Collected data
## Start

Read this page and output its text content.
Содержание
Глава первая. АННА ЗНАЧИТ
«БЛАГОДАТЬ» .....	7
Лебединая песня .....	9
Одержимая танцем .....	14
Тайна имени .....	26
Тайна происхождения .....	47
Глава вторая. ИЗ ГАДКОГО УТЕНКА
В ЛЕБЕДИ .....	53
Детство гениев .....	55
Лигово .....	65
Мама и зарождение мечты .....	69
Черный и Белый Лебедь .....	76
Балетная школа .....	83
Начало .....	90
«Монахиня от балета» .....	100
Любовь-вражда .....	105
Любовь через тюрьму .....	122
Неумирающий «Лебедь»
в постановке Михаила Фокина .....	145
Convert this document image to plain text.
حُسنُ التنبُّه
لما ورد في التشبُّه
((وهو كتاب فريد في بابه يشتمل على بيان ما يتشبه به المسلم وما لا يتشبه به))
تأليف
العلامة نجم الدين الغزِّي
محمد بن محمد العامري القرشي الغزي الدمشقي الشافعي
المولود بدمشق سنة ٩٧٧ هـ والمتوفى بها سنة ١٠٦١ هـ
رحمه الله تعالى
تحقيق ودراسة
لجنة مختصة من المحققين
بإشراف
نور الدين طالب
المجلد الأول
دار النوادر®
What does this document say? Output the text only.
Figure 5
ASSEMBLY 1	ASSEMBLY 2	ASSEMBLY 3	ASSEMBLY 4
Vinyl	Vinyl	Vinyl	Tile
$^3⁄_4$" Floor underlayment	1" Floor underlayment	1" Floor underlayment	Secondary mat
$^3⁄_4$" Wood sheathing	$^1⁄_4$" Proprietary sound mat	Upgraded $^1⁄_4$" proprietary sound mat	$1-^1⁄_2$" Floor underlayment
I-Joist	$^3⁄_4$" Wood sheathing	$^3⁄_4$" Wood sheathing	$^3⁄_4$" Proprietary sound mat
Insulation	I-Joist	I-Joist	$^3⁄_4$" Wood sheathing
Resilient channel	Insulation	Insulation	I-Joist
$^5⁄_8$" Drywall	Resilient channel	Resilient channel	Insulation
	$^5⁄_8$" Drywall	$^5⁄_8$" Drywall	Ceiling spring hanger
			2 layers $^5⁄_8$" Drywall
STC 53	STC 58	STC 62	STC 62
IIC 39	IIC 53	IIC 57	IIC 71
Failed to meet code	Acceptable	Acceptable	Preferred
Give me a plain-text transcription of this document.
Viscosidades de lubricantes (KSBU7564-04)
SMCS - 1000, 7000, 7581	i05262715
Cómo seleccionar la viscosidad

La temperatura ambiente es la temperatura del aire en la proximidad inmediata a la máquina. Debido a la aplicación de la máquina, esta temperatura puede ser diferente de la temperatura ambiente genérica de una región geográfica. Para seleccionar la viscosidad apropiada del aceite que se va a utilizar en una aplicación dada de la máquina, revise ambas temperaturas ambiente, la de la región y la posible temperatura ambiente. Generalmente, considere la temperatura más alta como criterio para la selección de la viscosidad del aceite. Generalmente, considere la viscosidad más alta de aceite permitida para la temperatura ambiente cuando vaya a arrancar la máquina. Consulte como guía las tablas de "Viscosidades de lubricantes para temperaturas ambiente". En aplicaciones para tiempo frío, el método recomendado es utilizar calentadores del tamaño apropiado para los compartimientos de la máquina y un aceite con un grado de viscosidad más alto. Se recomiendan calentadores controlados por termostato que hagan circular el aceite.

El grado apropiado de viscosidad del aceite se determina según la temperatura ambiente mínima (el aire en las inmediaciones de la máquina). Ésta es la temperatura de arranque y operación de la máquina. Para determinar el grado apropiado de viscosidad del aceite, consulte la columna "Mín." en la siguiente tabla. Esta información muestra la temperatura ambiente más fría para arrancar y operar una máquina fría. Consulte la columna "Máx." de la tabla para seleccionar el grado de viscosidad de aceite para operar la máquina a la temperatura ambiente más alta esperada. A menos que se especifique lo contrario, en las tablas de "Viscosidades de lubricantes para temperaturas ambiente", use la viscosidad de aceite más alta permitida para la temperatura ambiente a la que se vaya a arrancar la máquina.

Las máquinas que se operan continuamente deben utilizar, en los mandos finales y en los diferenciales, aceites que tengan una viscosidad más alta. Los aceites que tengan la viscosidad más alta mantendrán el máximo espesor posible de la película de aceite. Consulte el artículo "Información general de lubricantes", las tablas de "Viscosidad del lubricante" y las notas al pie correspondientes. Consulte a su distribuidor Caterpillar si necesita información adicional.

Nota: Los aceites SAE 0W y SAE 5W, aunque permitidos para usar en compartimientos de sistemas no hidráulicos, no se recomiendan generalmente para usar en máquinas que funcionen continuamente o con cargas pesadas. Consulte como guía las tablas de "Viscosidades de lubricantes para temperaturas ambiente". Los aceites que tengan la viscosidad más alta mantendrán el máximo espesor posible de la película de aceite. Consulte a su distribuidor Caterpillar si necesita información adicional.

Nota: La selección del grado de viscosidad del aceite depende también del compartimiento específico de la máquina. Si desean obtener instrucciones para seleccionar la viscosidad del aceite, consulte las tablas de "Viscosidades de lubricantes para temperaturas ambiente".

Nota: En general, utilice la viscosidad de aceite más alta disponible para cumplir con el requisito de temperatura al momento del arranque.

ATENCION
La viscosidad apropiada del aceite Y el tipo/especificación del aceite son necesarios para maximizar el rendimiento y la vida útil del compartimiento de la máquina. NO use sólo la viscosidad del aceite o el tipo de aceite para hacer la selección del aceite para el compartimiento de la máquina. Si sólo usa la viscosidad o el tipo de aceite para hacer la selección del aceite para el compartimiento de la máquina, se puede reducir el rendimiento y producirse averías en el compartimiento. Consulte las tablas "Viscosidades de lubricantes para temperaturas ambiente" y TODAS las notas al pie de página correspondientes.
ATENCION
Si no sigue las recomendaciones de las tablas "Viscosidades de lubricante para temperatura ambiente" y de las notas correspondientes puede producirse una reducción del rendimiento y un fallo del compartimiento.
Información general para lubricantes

## End

- **Problem details**
Find "adicional". Copy every line it occurs in.

- **Exercise response**
Las máquinas que se operan continuamente deben utilizar, en los mandos finales y en los diferenciales, aceites que tengan una viscosidad más alta. Los aceites que tengan la viscosidad más alta mantendrán el máximo espesor posible de la película de aceite. Consulte el artículo "Información general de lubricantes", las tablas de "Viscosidad del lubricante" y las notas al pie correspondientes. Consulte a su distribuidor Caterpillar si necesita información adicional.
Nota: Los aceites SAE 0W y SAE 5W, aunque permitidos para usar en compartimientos de sistemas no hidráulicos, no se recomiendan generalmente para usar en máquinas que funcionen continuamente o con cargas pesadas. Consulte como guía las tablas de "Viscosidades de lubricantes para temperaturas ambiente". Los aceites que tengan la viscosidad más alta mantendrán el máximo espesor posible de la película de aceite. Consulte a su distribuidor Caterpillar si necesita información adicional.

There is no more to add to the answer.